- _Stated task_
Find each line holding "ouestcornouaille" and copy it out.

• • • • •

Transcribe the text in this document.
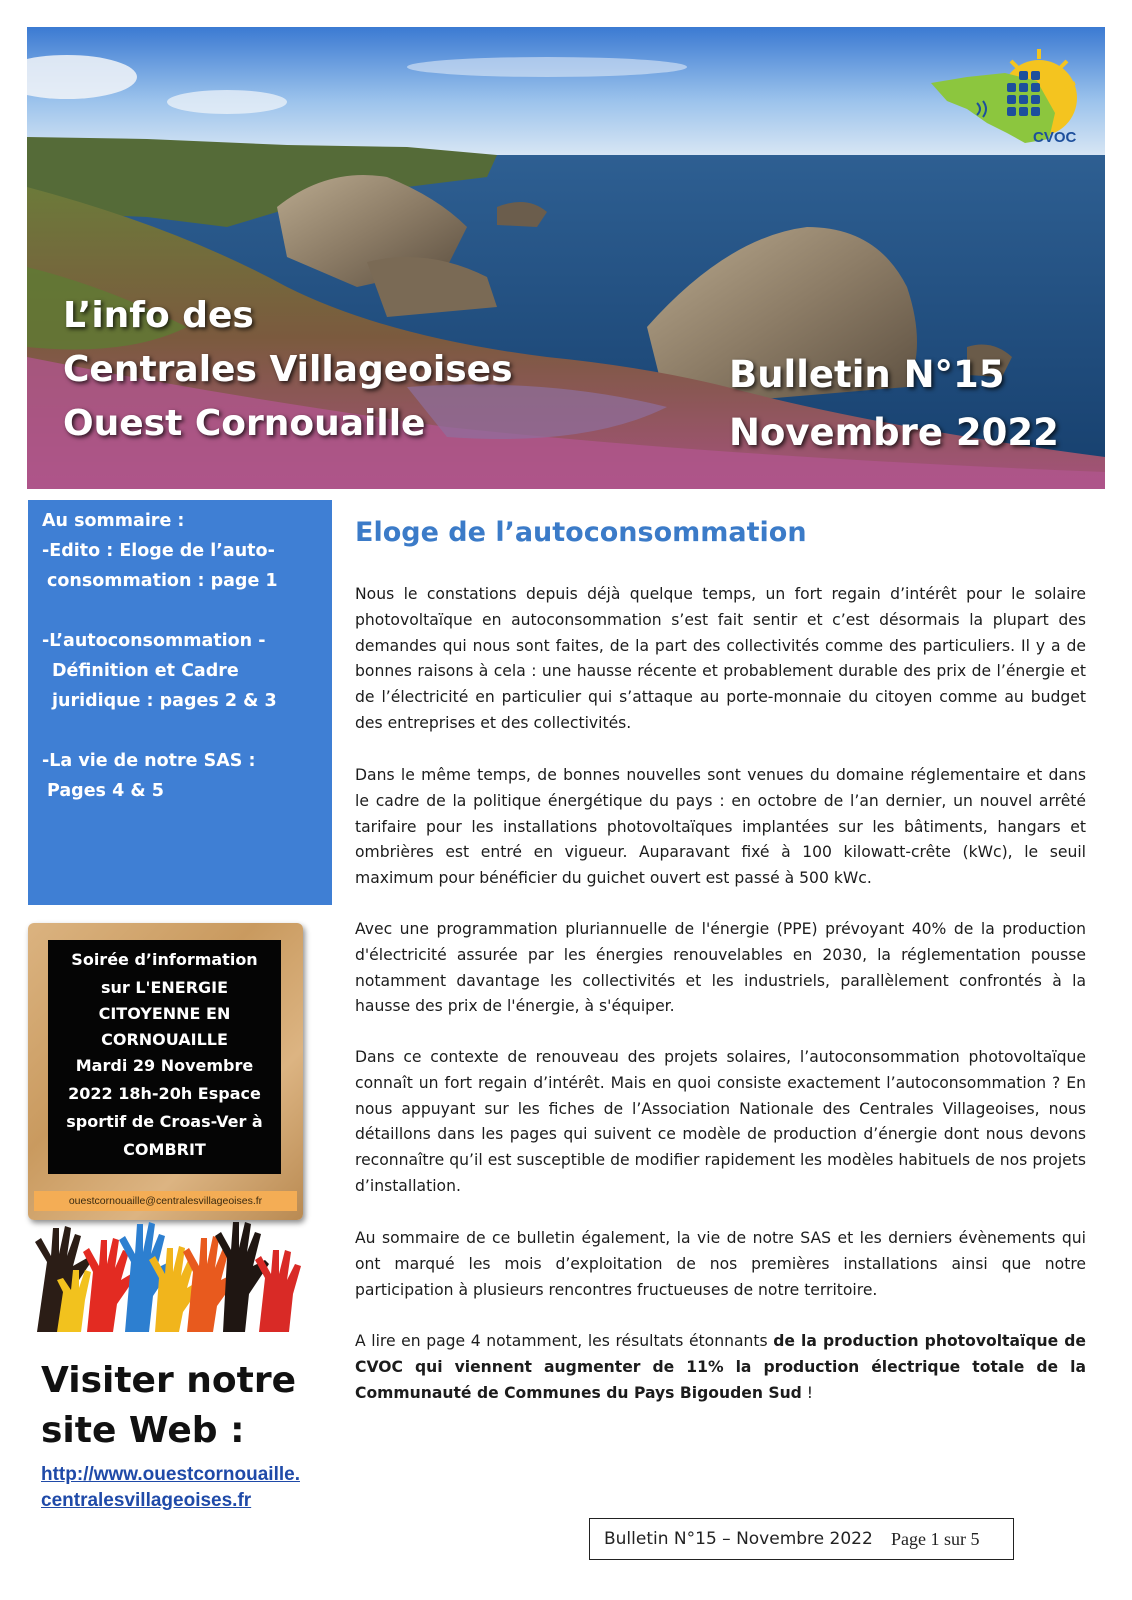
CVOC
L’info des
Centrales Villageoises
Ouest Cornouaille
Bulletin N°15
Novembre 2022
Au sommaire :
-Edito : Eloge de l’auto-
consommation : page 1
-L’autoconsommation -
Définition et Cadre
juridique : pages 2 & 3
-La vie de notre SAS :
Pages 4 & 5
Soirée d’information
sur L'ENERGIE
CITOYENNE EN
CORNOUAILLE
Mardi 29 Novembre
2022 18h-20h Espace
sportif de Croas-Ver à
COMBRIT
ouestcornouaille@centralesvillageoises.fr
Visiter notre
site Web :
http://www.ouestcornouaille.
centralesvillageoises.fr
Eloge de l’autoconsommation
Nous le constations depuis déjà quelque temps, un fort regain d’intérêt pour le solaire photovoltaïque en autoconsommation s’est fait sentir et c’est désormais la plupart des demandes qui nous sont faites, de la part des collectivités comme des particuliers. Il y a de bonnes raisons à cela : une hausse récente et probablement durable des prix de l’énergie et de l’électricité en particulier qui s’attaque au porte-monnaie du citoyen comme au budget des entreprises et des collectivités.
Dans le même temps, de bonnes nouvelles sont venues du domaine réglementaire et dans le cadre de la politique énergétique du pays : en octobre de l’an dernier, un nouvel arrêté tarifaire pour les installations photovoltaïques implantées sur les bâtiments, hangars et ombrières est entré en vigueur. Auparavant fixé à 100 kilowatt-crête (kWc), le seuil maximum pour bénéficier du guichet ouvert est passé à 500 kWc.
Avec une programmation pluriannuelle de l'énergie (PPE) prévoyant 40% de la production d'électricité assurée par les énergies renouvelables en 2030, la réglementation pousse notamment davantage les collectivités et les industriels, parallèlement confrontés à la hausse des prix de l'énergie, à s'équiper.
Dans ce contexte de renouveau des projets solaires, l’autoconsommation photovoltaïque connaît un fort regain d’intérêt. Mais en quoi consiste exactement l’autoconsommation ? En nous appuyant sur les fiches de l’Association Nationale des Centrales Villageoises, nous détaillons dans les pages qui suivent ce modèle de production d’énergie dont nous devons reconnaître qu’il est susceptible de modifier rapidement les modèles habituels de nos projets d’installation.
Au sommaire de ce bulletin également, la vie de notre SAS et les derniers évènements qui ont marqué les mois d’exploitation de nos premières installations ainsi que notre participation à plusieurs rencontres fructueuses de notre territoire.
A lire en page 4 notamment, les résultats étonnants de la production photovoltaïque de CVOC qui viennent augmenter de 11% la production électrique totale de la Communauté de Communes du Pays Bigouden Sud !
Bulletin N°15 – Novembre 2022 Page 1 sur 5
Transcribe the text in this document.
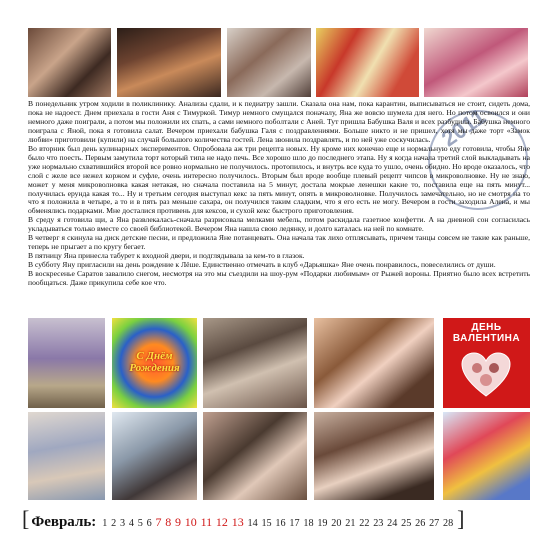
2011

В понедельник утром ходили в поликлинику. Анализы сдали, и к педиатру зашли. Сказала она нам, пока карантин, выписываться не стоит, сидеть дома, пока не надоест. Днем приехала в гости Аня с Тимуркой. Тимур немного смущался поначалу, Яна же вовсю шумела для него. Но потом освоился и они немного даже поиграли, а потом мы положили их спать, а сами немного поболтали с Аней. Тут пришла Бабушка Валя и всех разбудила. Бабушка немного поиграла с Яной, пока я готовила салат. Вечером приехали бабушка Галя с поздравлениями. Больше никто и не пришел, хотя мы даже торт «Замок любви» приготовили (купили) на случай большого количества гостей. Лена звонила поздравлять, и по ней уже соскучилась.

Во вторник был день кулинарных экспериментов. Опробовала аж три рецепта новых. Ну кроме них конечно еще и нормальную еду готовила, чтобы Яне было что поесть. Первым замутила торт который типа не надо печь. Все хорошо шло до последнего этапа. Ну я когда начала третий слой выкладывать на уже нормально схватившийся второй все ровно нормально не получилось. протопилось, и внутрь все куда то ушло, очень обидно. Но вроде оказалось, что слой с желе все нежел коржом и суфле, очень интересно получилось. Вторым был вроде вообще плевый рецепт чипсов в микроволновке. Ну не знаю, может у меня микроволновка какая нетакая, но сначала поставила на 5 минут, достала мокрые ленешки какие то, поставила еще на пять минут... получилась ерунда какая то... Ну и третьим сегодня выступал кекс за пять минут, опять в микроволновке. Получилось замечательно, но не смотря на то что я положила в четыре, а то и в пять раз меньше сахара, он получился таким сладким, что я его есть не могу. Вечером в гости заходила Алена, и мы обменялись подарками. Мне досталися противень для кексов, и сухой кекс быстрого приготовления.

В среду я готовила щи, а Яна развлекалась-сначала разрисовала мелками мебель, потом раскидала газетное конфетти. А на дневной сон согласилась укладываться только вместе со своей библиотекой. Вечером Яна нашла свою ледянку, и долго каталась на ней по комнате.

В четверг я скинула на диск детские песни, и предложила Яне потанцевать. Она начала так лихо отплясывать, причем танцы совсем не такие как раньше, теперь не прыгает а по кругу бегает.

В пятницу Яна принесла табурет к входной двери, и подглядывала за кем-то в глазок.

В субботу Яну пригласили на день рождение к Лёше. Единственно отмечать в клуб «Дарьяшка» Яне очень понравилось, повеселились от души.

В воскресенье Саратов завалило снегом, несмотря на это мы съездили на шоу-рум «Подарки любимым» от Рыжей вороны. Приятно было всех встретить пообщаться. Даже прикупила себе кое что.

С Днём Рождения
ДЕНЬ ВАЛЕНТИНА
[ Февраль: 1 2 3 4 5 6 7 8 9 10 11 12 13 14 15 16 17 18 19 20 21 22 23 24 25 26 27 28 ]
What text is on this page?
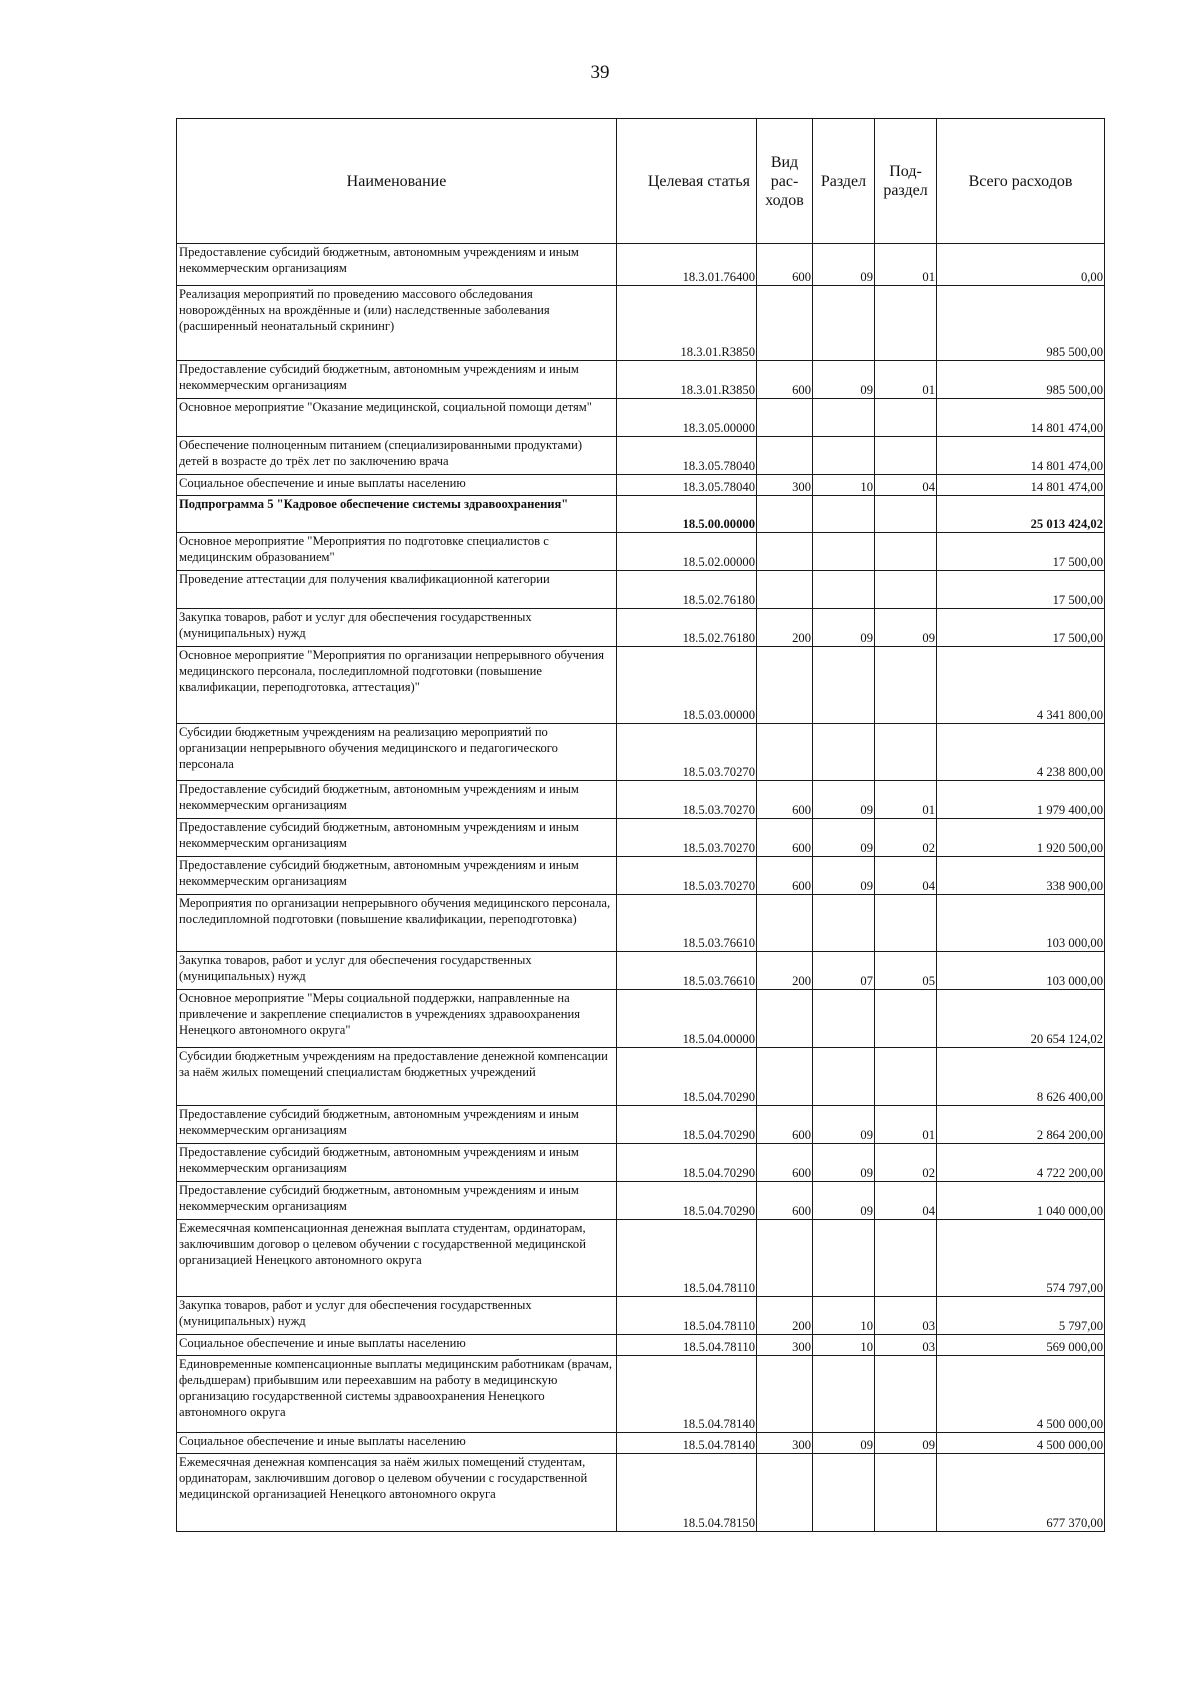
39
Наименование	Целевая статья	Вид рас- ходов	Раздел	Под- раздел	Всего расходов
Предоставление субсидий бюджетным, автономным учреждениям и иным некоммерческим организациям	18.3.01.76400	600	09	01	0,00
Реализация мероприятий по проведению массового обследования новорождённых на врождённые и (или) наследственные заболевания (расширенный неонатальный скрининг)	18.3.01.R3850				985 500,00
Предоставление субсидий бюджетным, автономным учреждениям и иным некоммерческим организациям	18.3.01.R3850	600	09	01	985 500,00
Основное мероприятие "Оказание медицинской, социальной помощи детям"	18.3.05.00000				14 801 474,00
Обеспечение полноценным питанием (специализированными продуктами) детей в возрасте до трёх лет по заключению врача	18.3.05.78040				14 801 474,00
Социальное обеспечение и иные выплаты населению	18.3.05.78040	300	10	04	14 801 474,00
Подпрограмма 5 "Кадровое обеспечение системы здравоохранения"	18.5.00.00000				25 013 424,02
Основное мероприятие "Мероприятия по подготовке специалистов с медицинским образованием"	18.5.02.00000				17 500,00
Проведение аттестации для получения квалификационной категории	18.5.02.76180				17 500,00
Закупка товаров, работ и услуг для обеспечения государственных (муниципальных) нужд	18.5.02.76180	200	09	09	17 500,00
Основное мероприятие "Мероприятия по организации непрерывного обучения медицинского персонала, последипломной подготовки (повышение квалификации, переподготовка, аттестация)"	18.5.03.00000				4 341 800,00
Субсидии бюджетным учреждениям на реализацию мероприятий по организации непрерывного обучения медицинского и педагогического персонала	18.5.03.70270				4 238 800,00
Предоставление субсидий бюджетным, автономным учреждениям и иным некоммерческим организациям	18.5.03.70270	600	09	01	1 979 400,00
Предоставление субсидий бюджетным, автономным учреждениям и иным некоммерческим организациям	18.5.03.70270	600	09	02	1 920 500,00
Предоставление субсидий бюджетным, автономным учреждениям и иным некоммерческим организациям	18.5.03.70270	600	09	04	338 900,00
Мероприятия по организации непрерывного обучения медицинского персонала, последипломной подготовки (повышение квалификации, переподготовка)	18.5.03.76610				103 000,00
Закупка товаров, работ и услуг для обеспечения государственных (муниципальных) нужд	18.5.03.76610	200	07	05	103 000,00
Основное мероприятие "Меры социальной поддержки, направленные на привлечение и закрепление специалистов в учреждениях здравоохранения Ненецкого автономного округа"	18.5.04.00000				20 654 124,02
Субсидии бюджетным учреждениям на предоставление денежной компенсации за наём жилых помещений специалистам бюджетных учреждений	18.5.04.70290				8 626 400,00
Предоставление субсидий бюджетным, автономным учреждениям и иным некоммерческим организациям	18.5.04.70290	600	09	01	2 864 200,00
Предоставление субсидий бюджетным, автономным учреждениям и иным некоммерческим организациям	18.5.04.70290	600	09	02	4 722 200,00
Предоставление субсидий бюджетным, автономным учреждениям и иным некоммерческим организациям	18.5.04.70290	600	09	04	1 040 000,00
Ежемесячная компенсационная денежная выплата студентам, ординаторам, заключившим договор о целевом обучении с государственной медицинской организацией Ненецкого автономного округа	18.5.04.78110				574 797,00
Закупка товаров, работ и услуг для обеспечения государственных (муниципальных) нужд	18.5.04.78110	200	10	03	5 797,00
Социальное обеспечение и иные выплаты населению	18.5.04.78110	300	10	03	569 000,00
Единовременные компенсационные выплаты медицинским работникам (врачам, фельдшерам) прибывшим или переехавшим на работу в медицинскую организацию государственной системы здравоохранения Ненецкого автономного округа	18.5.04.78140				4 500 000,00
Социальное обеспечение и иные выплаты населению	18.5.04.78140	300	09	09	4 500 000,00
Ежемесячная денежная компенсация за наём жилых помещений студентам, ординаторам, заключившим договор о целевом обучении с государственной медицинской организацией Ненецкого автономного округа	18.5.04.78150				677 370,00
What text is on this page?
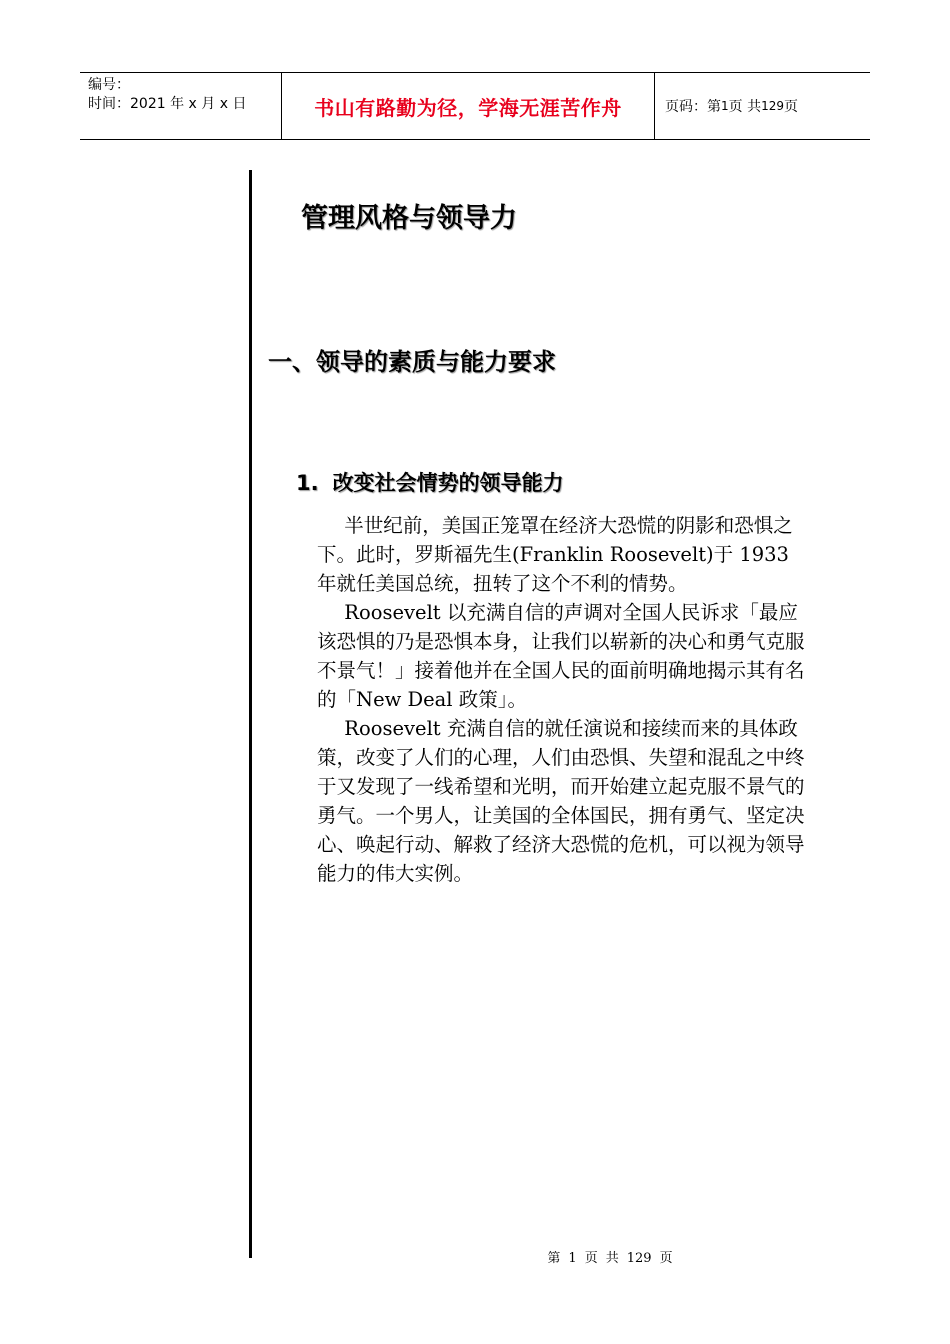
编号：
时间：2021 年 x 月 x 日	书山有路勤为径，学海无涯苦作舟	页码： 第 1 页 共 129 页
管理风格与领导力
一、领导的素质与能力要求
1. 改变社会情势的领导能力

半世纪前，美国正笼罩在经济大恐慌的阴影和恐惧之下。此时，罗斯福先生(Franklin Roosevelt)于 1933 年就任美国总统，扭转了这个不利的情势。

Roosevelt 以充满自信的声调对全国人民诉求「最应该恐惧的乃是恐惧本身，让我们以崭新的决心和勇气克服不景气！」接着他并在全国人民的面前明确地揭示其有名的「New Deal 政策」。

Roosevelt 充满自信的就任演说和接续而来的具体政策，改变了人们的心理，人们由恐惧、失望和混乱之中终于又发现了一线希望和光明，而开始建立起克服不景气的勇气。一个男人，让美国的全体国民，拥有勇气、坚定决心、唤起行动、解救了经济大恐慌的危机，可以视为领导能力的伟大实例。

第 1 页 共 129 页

• • • • •

- _Written reply_
ouestcornouaille@centralesvillageoises.fr
http://www.ouestcornouaille.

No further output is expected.